> EXERCISE GOAL: Examine the entries and show every line in which the word "Стежити" is found.

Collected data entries
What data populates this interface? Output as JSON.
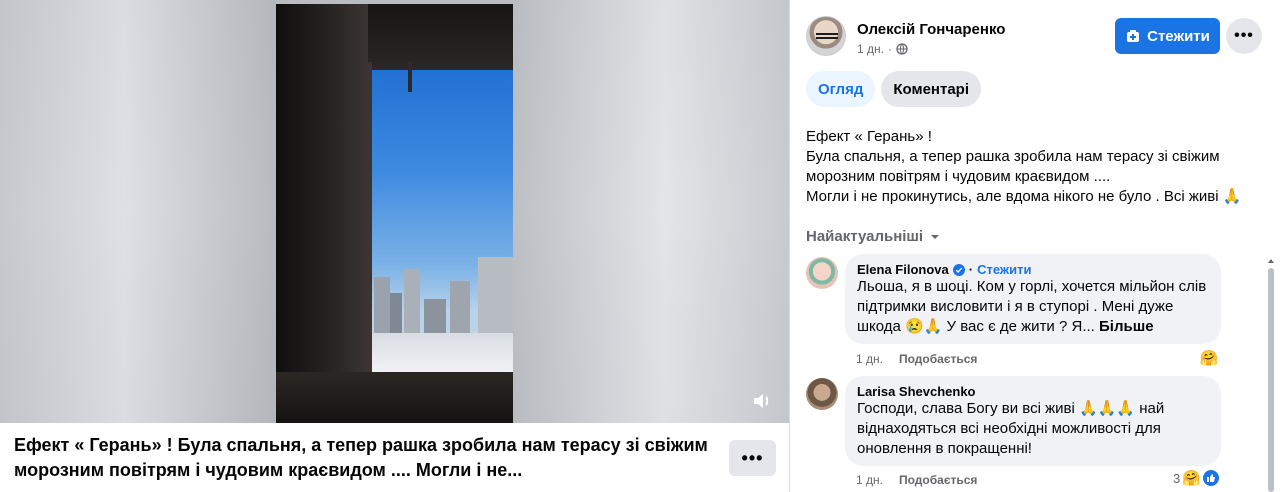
{
  "post": {
    "author": "Олексій Гончаренко",
    "time": "1 дн.",
    "audience_icon": "globe-icon",
    "follow_label": "Стежити",
    "more_label": "•••",
    "text_lines": [
      "Ефект « Герань» !",
      "Була спальня, а тепер рашка зробила нам терасу зі свіжим морозним повітрям і чудовим краєвидом ....",
      "Могли і не прокинутись, але вдома нікого не було . Всі живі 🙏"
    ],
    "caption": "Ефект « Герань» ! Була спальня, а тепер рашка зробила нам терасу зі свіжим морозним повітрям і чудовим краєвидом .... Могли і не...",
    "caption_more_label": "•••"
  },
  "tabs": [
    {
      "label": "Огляд",
      "active": true
    },
    {
      "label": "Коментарі",
      "active": false
    }
  ],
  "sort_label": "Найактуальніші",
  "comments": [
    {
      "name": "Elena Filonova",
      "verified": true,
      "follow_label": "Стежити",
      "text": "Льоша, я в шоці. Ком у горлі, хочется мільйон слів підтримки висловити і я в ступорі . Мені дуже шкода 😢🙏 У вас є де жити ? Я...",
      "more_label": "Більше",
      "time": "1 дн.",
      "reply_label": "Подобається",
      "reactions_count": ""
    },
    {
      "name": "Larisa Shevchenko",
      "verified": false,
      "follow_label": "",
      "text": "Господи, слава Богу ви всі живі 🙏🙏🙏 най віднаходяться всі необхідні можливості для оновлення в покращенні!",
      "more_label": "",
      "time": "1 дн.",
      "reply_label": "Подобається",
      "reactions_count": "3"
    }
  ],
  "colors": {
    "accent": "#1b74e4",
    "secondary_text": "#65676b",
    "bubble": "#f0f2f5"
  }
}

> COMPLETED TASK:
    "follow_label": "Стежити",
      "follow_label": "Стежити",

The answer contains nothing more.